**Goal**
The answer should be a single number: how many lines of the entries below hold the word "from".

— START Input material —

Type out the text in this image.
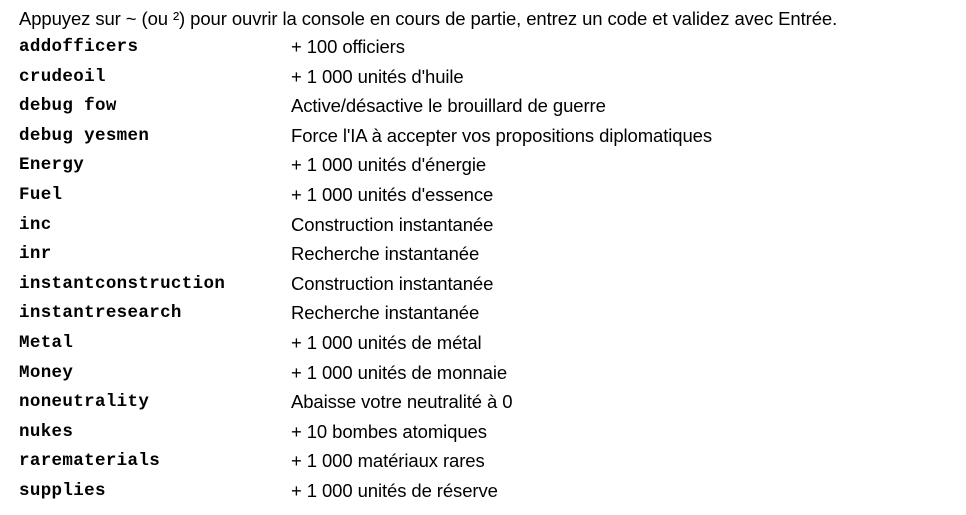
Appuyez sur ~ (ou ²) pour ouvrir la console en cours de partie, entrez un code et validez avec Entrée.
addofficers	+ 100 officiers
crudeoil	+ 1 000 unités d'huile
debug fow	Active/désactive le brouillard de guerre
debug yesmen	Force l'IA à accepter vos propositions diplomatiques
Energy	+ 1 000 unités d'énergie
Fuel	+ 1 000 unités d'essence
inc	Construction instantanée
inr	Recherche instantanée
instantconstruction	Construction instantanée
instantresearch	Recherche instantanée
Metal	+ 1 000 unités de métal
Money	+ 1 000 unités de monnaie
noneutrality	Abaisse votre neutralité à 0
nukes	+ 10 bombes atomiques
rarematerials	+ 1 000 matériaux rares
supplies	+ 1 000 unités de réserve
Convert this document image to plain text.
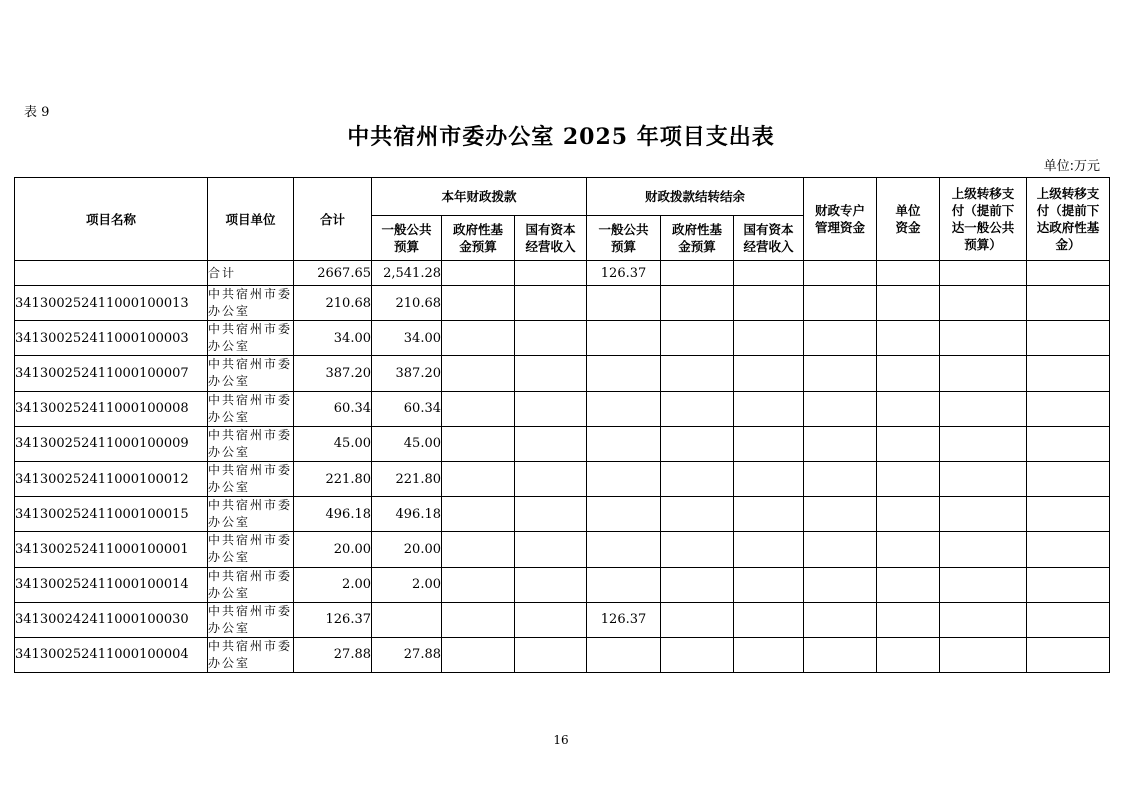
表 9
中共宿州市委办公室 2025 年项目支出表
单位:万元
项目名称	项目单位	合计	本年财政拨款			财政拨款结转结余			财政专户管理资金	单位资金	上级转移支付（提前下达一般公共预算）	上级转移支付（提前下达政府性基金）
			一般公共预算	政府性基金预算	国有资本经营收入	一般公共预算	政府性基金预算	国有资本经营收入				
	合计	2667.65	2,541.28			126.37						
341300252411000100013	中共宿州市委办公室	210.68	210.68									
341300252411000100003	中共宿州市委办公室	34.00	34.00									
341300252411000100007	中共宿州市委办公室	387.20	387.20									
341300252411000100008	中共宿州市委办公室	60.34	60.34									
341300252411000100009	中共宿州市委办公室	45.00	45.00									
341300252411000100012	中共宿州市委办公室	221.80	221.80									
341300252411000100015	中共宿州市委办公室	496.18	496.18									
341300252411000100001	中共宿州市委办公室	20.00	20.00									
341300252411000100014	中共宿州市委办公室	2.00	2.00									
341300242411000100030	中共宿州市委办公室	126.37				126.37						
341300252411000100004	中共宿州市委办公室	27.88	27.88									
16
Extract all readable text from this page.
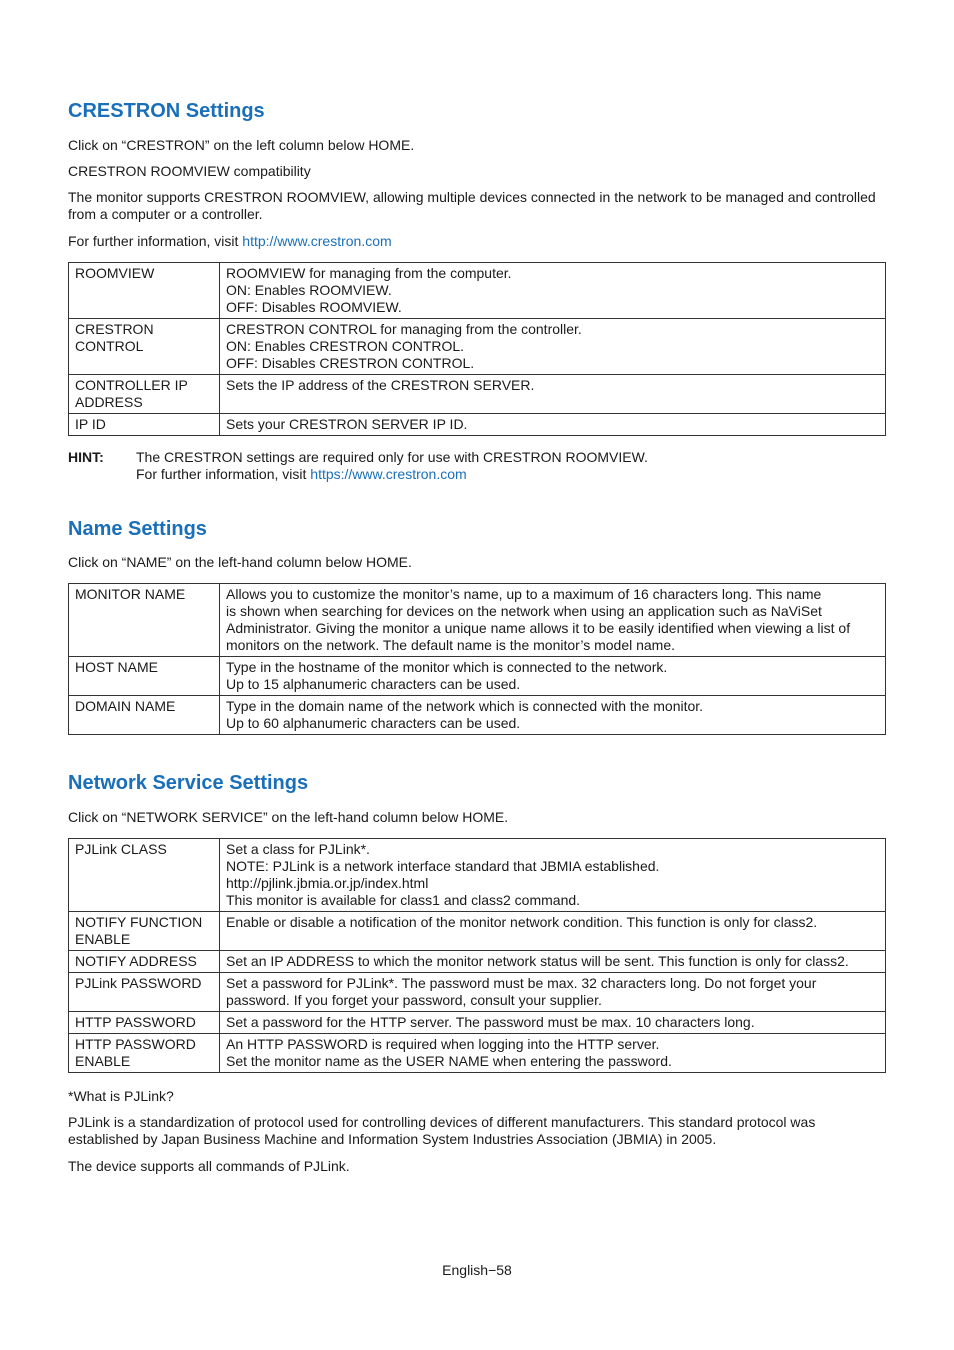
CRESTRON Settings

Click on “CRESTRON” on the left column below HOME.

CRESTRON ROOMVIEW compatibility

The monitor supports CRESTRON ROOMVIEW, allowing multiple devices connected in the network to be managed and controlled from a computer or a controller.

For further information, visit http://www.crestron.com

ROOMVIEW	ROOMVIEW for managing from the computer.
ON: Enables ROOMVIEW.
OFF: Disables ROOMVIEW.

CRESTRON CONTROL	CRESTRON CONTROL for managing from the controller.
ON: Enables CRESTRON CONTROL.
OFF: Disables CRESTRON CONTROL.

CONTROLLER IP ADDRESS	Sets the IP address of the CRESTRON SERVER.

IP ID	Sets your CRESTRON SERVER IP ID.
HINT: The CRESTRON settings are required only for use with CRESTRON ROOMVIEW.
For further information, visit https://www.crestron.com
Name Settings

Click on “NAME” on the left-hand column below HOME.

MONITOR NAME	Allows you to customize the monitor’s name, up to a maximum of 16 characters long. This name
is shown when searching for devices on the network when using an application such as NaViSet
Administrator. Giving the monitor a unique name allows it to be easily identified when viewing a list of
monitors on the network. The default name is the monitor’s model name.

HOST NAME	Type in the hostname of the monitor which is connected to the network.
Up to 15 alphanumeric characters can be used.

DOMAIN NAME	Type in the domain name of the network which is connected with the monitor.
Up to 60 alphanumeric characters can be used.
Network Service Settings

Click on “NETWORK SERVICE” on the left-hand column below HOME.

PJLink CLASS	Set a class for PJLink*.
NOTE: PJLink is a network interface standard that JBMIA established.
http://pjlink.jbmia.or.jp/index.html
This monitor is available for class1 and class2 command.

NOTIFY FUNCTION ENABLE	Enable or disable a notification of the monitor network condition. This function is only for class2.

NOTIFY ADDRESS	Set an IP ADDRESS to which the monitor network status will be sent. This function is only for class2.

PJLink PASSWORD	Set a password for PJLink*. The password must be max. 32 characters long. Do not forget your
password. If you forget your password, consult your supplier.

HTTP PASSWORD	Set a password for the HTTP server. The password must be max. 10 characters long.

HTTP PASSWORD ENABLE	An HTTP PASSWORD is required when logging into the HTTP server.
Set the monitor name as the USER NAME when entering the password.

*What is PJLink?

PJLink is a standardization of protocol used for controlling devices of different manufacturers. This standard protocol was established by Japan Business Machine and Information System Industries Association (JBMIA) in 2005.

The device supports all commands of PJLink.

English−58
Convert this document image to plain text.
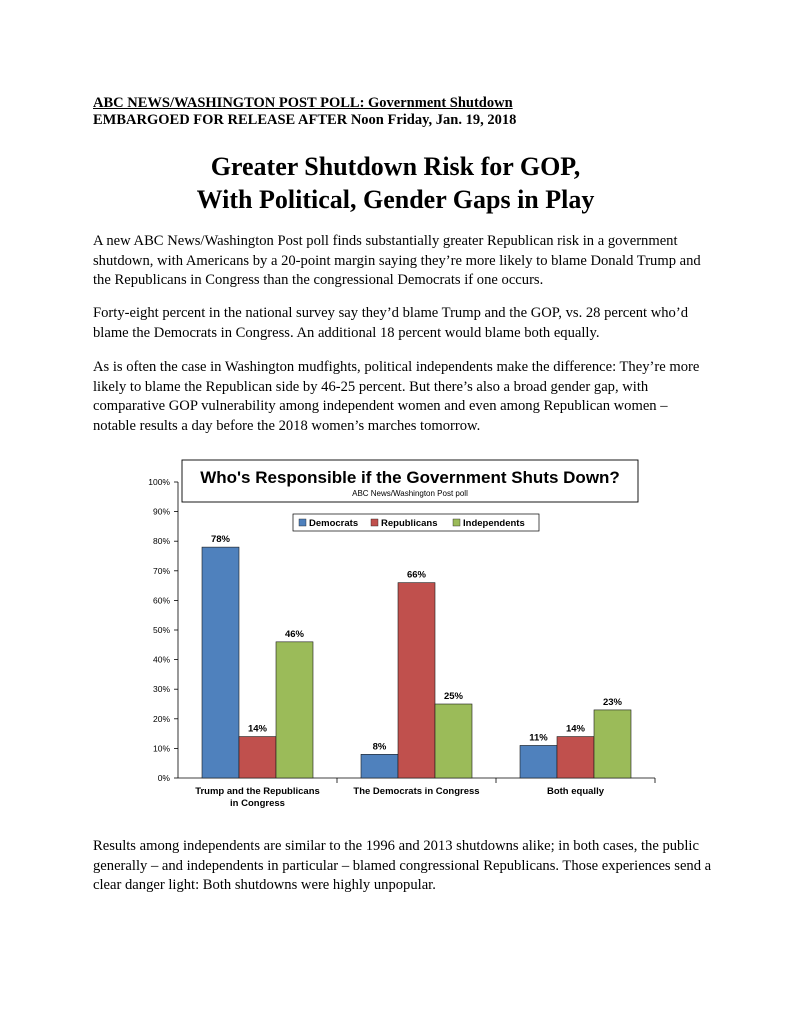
ABC NEWS/WASHINGTON POST POLL: Government Shutdown
EMBARGOED FOR RELEASE AFTER Noon Friday, Jan. 19, 2018
Greater Shutdown Risk for GOP,
With Political, Gender Gaps in Play

A new ABC News/Washington Post poll finds substantially greater Republican risk in a government shutdown, with Americans by a 20-point margin saying they’re more likely to blame Donald Trump and the Republicans in Congress than the congressional Democrats if one occurs.

Forty-eight percent in the national survey say they’d blame Trump and the GOP, vs. 28 percent who’d blame the Democrats in Congress. An additional 18 percent would blame both equally.

As is often the case in Washington mudfights, political independents make the difference: They’re more likely to blame the Republican side by 46-25 percent. But there’s also a broad gender gap, with comparative GOP vulnerability among independent women and even among Republican women – notable results a day before the 2018 women’s marches tomorrow.

0%
10%
20%
30%
40%
50%
60%
70%
80%
90%
100%
78%
14%
46%
Trump and the Republicans
in Congress
8%
66%
25%
The Democrats in Congress
11%
14%
23%
Both equally
Who's Responsible if the Government Shuts Down?
ABC News/Washington Post poll
Democrats Republicans	Independents

Results among independents are similar to the 1996 and 2013 shutdowns alike; in both cases, the public generally – and independents in particular – blamed congressional Republicans. Those experiences send a clear danger light: Both shutdowns were highly unpopular.
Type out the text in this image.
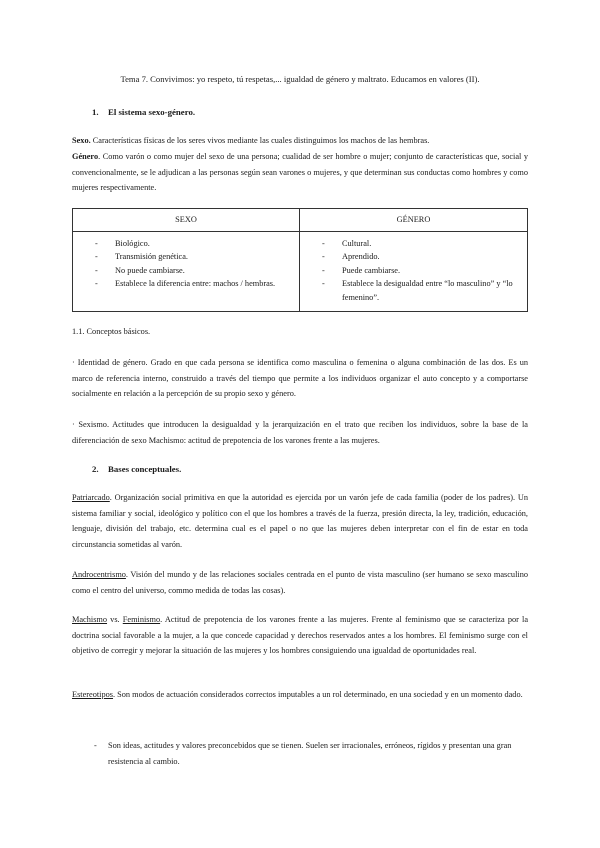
Tema 7. Convivimos: yo respeto, tú respetas,... igualdad de género y maltrato. Educamos en valores (II).
1. El sistema sexo-género.
Sexo. Características físicas de los seres vivos mediante las cuales distinguimos los machos de las hembras.
Género. Como varón o como mujer del sexo de una persona; cualidad de ser hombre o mujer; conjunto de características que, social y convencionalmente, se le adjudican a las personas según sean varones o mujeres, y que determinan sus conductas como hombres y como mujeres respectivamente.
SEXO
- Biológico.
- Transmisión genética.
- No puede cambiarse.
- Establece la diferencia entre: machos / hembras.
GÉNERO
- Cultural.
- Aprendido.
- Puede cambiarse.
- Establece la desigualdad entre “lo masculino” y “lo femenino”.
1.1. Conceptos básicos.
· Identidad de género. Grado en que cada persona se identifica como masculina o femenina o alguna combinación de las dos. Es un marco de referencia interno, construido a través del tiempo que permite a los individuos organizar el auto concepto y a comportarse socialmente en relación a la percepción de su propio sexo y género.
· Sexismo. Actitudes que introducen la desigualdad y la jerarquización en el trato que reciben los individuos, sobre la base de la diferenciación de sexo Machismo: actitud de prepotencia de los varones frente a las mujeres.
2. Bases conceptuales.
Patriarcado. Organización social primitiva en que la autoridad es ejercida por un varón jefe de cada familia (poder de los padres). Un sistema familiar y social, ideológico y político con el que los hombres a través de la fuerza, presión directa, la ley, tradición, educación, lenguaje, división del trabajo, etc. determina cual es el papel o no que las mujeres deben interpretar con el fin de estar en toda circunstancia sometidas al varón.
Androcentrismo. Visión del mundo y de las relaciones sociales centrada en el punto de vista masculino (ser humano se sexo masculino como el centro del universo, commo medida de todas las cosas).
Machismo vs. Feminismo. Actitud de prepotencia de los varones frente a las mujeres. Frente al feminismo que se caracteriza por la doctrina social favorable a la mujer, a la que concede capacidad y derechos reservados antes a los hombres. El feminismo surge con el objetivo de corregir y mejorar la situación de las mujeres y los hombres consiguiendo una igualdad de oportunidades real.
Estereotipos. Son modos de actuación considerados correctos imputables a un rol determinado, en una sociedad y en un momento dado.
-	Son ideas, actitudes y valores preconcebidos que se tienen. Suelen ser irracionales, erróneos, rígidos y presentan una gran resistencia al cambio.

— END Input material —

**Exercise output**
4